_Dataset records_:

────────

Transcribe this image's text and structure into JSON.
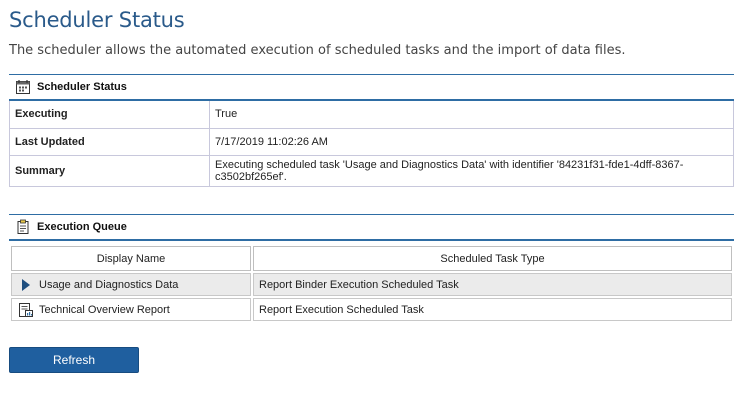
{
  "page": {
    "title": "Scheduler Status",
    "description": "The scheduler allows the automated execution of scheduled tasks and the import of data files."
  },
  "scheduler_status": {
    "header": "Scheduler Status",
    "icon": "calendar-icon",
    "rows": [
      {
        "label": "Executing",
        "value": "True"
      },
      {
        "label": "Last Updated",
        "value": "7/17/2019 11:02:26 AM"
      },
      {
        "label": "Summary",
        "value": "Executing scheduled task 'Usage and Diagnostics Data' with identifier '84231f31-fde1-4dff-8367-c3502bf265ef'."
      }
    ]
  },
  "execution_queue": {
    "header": "Execution Queue",
    "icon": "clipboard-icon",
    "columns": [
      "Display Name",
      "Scheduled Task Type"
    ],
    "rows": [
      {
        "name": "Usage and Diagnostics Data",
        "type": "Report Binder Execution Scheduled Task",
        "icon": "play-arrow-icon",
        "selected": true
      },
      {
        "name": "Technical Overview Report",
        "type": "Report Execution Scheduled Task",
        "icon": "report-icon",
        "selected": false
      }
    ]
  },
  "actions": {
    "refresh_label": "Refresh"
  },
  "colors": {
    "title": "#2a5a8a",
    "accent_line": "#2e6da4",
    "button": "#1f5f9f",
    "selected_row": "#ebebeb"
  }
}
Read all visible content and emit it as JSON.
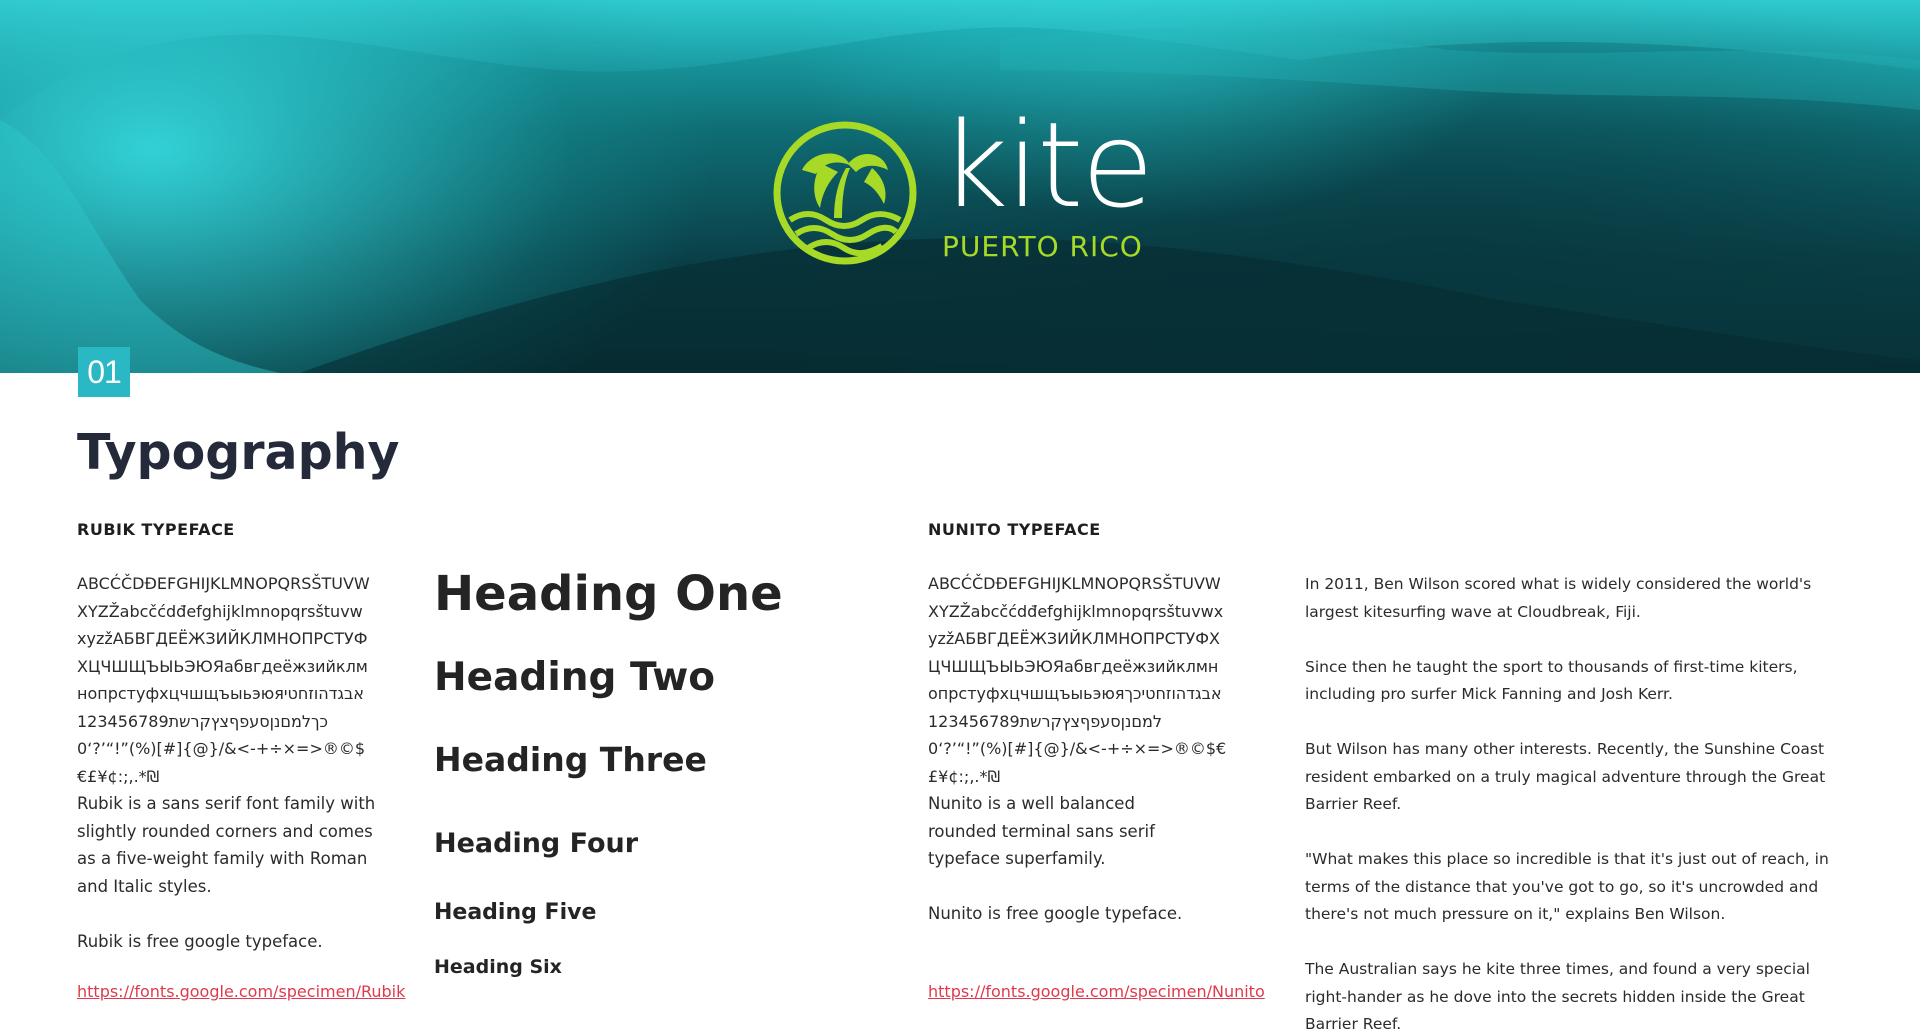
{
  "hero": {
    "logo_word": "kite",
    "logo_sub": "PUERTO RICO",
    "logo_color": "#a7d927",
    "background_color": "#0e5a62"
  },
  "section": {
    "number": "01",
    "title": "Typography",
    "badge_color": "#29b8c4"
  },
  "rubik": {
    "label": "RUBIK TYPEFACE",
    "glyphs": "ABCĆČDĐEFGHIJKLMNOPQRSŠTUVWXYZŽabcčćdđefghijklmnopqrsštuvwxyzžАБВГДЕЁЖЗИЙКЛМНОПРСТУФХЦЧШЩЪЫЬЭЮЯабвгдеёжзийклмнопрстуфхцчшщъыьэюяאבגדהוזחטיכךלמםנןסעפףצץקרשת1234567890‘?’“!”(%)[#]{@}/&<-+÷×=>®©$€£¥¢:;,.*₪",
    "description": "Rubik is a sans serif font family with slightly rounded corners and comes as a five-weight family with Roman and Italic styles.",
    "free_note": "Rubik is free google typeface.",
    "link": "https://fonts.google.com/specimen/Rubik"
  },
  "headings": {
    "h1": "Heading One",
    "h2": "Heading Two",
    "h3": "Heading Three",
    "h4": "Heading Four",
    "h5": "Heading Five",
    "h6": "Heading Six"
  },
  "nunito": {
    "label": "NUNITO TYPEFACE",
    "glyphs": "ABCĆČDĐEFGHIJKLMNOPQRSŠTUVWXYZŽabcčćdđefghijklmnopqrsštuvwxyzžАБВГДЕЁЖЗИЙКЛМНОПРСТУФХЦЧШЩЪЫЬЭЮЯабвгдеёжзийклмнопрстуфхцчшщъыьэюяאבגדהוזחטיכךלמםנןסעפףצץקרשת1234567890‘?’“!”(%)[#]{@}/&<-+÷×=>®©$€£¥¢:;,.*₪",
    "description": "Nunito is a well balanced rounded terminal sans serif typeface superfamily.",
    "free_note": "Nunito is free google typeface.",
    "link": "https://fonts.google.com/specimen/Nunito"
  },
  "article": {
    "paragraphs": [
      "In 2011, Ben Wilson scored what is widely considered the world's largest kitesurfing wave at Cloudbreak, Fiji.",
      "Since then he taught the sport to thousands of first-time kiters, including pro surfer Mick Fanning and Josh Kerr.",
      "But Wilson has many other interests. Recently, the Sunshine Coast resident embarked on a truly magical adventure through the Great Barrier Reef.",
      "\"What makes this place so incredible is that it's just out of reach, in terms of the distance that you've got to go, so it's uncrowded and there's not much pressure on it,\" explains Ben Wilson.",
      "The Australian says he kite three times, and found a very special right-hander as he dove into the secrets hidden inside the Great Barrier Reef."
    ]
  },
  "link_color": "#e0394e"
}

────────

Without including any pictures, reproduce the listing exactly.

_Written answer_:
Transcribe this image's text and structure into JSON.
{
  "page": {
    "title": "Scheduler Status",
    "description": "The scheduler allows the automated execution of scheduled tasks and the import of data files."
  },
  "scheduler_status": {
    "header": "Scheduler Status",
    "icon": "calendar-icon",
    "rows": [
      {
        "label": "Executing",
        "value": "True"
      },
      {
        "label": "Last Updated",
        "value": "7/17/2019 11:02:26 AM"
      },
      {
        "label": "Summary",
        "value": "Executing scheduled task 'Usage and Diagnostics Data' with identifier '84231f31-fde1-4dff-8367-c3502bf265ef'."
      }
    ]
  },
  "execution_queue": {
    "header": "Execution Queue",
    "icon": "clipboard-icon",
    "columns": [
      "Display Name",
      "Scheduled Task Type"
    ],
    "rows": [
      {
        "name": "Usage and Diagnostics Data",
        "type": "Report Binder Execution Scheduled Task",
        "icon": "play-arrow-icon",
        "selected": true
      },
      {
        "name": "Technical Overview Report",
        "type": "Report Execution Scheduled Task",
        "icon": "report-icon",
        "selected": false
      }
    ]
  },
  "actions": {
    "refresh_label": "Refresh"
  },
  "colors": {
    "title": "#2a5a8a",
    "accent_line": "#2e6da4",
    "button": "#1f5f9f",
    "selected_row": "#ebebeb"
  }
}
Read all visible content and emit it as JSON.
{
  "hero": {
    "logo_word": "kite",
    "logo_sub": "PUERTO RICO",
    "logo_color": "#a7d927",
    "background_color": "#0e5a62"
  },
  "section": {
    "number": "01",
    "title": "Typography",
    "badge_color": "#29b8c4"
  },
  "rubik": {
    "label": "RUBIK TYPEFACE",
    "glyphs": "ABCĆČDĐEFGHIJKLMNOPQRSŠTUVWXYZŽabcčćdđefghijklmnopqrsštuvwxyzžАБВГДЕЁЖЗИЙКЛМНОПРСТУФХЦЧШЩЪЫЬЭЮЯабвгдеёжзийклмнопрстуфхцчшщъыьэюяאבגדהוזחטיכךלמםנןסעפףצץקרשת1234567890‘?’“!”(%)[#]{@}/&<-+÷×=>®©$€£¥¢:;,.*₪",
    "description": "Rubik is a sans serif font family with slightly rounded corners and comes as a five-weight family with Roman and Italic styles.",
    "free_note": "Rubik is free google typeface.",
    "link": "https://fonts.google.com/specimen/Rubik"
  },
  "headings": {
    "h1": "Heading One",
    "h2": "Heading Two",
    "h3": "Heading Three",
    "h4": "Heading Four",
    "h5": "Heading Five",
    "h6": "Heading Six"
  },
  "nunito": {
    "label": "NUNITO TYPEFACE",
    "glyphs": "ABCĆČDĐEFGHIJKLMNOPQRSŠTUVWXYZŽabcčćdđefghijklmnopqrsštuvwxyzžАБВГДЕЁЖЗИЙКЛМНОПРСТУФХЦЧШЩЪЫЬЭЮЯабвгдеёжзийклмнопрстуфхцчшщъыьэюяאבגדהוזחטיכךלמםנןסעפףצץקרשת1234567890‘?’“!”(%)[#]{@}/&<-+÷×=>®©$€£¥¢:;,.*₪",
    "description": "Nunito is a well balanced rounded terminal sans serif typeface superfamily.",
    "free_note": "Nunito is free google typeface.",
    "link": "https://fonts.google.com/specimen/Nunito"
  },
  "article": {
    "paragraphs": [
      "In 2011, Ben Wilson scored what is widely considered the world's largest kitesurfing wave at Cloudbreak, Fiji.",
      "Since then he taught the sport to thousands of first-time kiters, including pro surfer Mick Fanning and Josh Kerr.",
      "But Wilson has many other interests. Recently, the Sunshine Coast resident embarked on a truly magical adventure through the Great Barrier Reef.",
      "\"What makes this place so incredible is that it's just out of reach, in terms of the distance that you've got to go, so it's uncrowded and there's not much pressure on it,\" explains Ben Wilson.",
      "The Australian says he kite three times, and found a very special right-hander as he dove into the secrets hidden inside the Great Barrier Reef."
    ]
  },
  "link_color": "#e0394e"
}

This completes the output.